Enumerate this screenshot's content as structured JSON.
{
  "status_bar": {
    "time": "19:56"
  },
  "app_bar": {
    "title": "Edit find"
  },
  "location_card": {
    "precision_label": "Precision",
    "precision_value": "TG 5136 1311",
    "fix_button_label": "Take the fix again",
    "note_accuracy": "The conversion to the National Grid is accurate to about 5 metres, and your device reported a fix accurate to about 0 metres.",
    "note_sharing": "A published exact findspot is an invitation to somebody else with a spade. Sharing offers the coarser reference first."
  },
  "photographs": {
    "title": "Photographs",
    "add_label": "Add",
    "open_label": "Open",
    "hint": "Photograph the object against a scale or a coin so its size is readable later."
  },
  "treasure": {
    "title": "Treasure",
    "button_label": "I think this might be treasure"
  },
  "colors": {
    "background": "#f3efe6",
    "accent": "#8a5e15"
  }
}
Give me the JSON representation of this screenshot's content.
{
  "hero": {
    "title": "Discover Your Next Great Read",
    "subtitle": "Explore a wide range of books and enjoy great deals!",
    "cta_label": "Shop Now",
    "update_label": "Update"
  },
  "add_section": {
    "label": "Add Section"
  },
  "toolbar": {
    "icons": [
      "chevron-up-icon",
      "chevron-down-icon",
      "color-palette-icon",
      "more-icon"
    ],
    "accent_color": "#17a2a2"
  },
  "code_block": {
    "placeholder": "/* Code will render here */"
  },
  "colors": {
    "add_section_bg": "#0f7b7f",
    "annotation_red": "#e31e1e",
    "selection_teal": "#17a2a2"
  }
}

• • • • •

== The problem ==
Print the material verbatim, all of it.

== The output ==
Enumerate this screenshot's content as structured JSON.
{
  "status_bar": {
    "time": "19:56"
  },
  "app_bar": {
    "title": "Edit find"
  },
  "location_card": {
    "precision_label": "Precision",
    "precision_value": "TG 5136 1311",
    "fix_button_label": "Take the fix again",
    "note_accuracy": "The conversion to the National Grid is accurate to about 5 metres, and your device reported a fix accurate to about 0 metres.",
    "note_sharing": "A published exact findspot is an invitation to somebody else with a spade. Sharing offers the coarser reference first."
  },
  "photographs": {
    "title": "Photographs",
    "add_label": "Add",
    "open_label": "Open",
    "hint": "Photograph the object against a scale or a coin so its size is readable later."
  },
  "treasure": {
    "title": "Treasure",
    "button_label": "I think this might be treasure"
  },
  "colors": {
    "background": "#f3efe6",
    "accent": "#8a5e15"
  }
}
Give me the JSON representation of this screenshot's content.
{
  "hero": {
    "title": "Discover Your Next Great Read",
    "subtitle": "Explore a wide range of books and enjoy great deals!",
    "cta_label": "Shop Now",
    "update_label": "Update"
  },
  "add_section": {
    "label": "Add Section"
  },
  "toolbar": {
    "icons": [
      "chevron-up-icon",
      "chevron-down-icon",
      "color-palette-icon",
      "more-icon"
    ],
    "accent_color": "#17a2a2"
  },
  "code_block": {
    "placeholder": "/* Code will render here */"
  },
  "colors": {
    "add_section_bg": "#0f7b7f",
    "annotation_red": "#e31e1e",
    "selection_teal": "#17a2a2"
  }
}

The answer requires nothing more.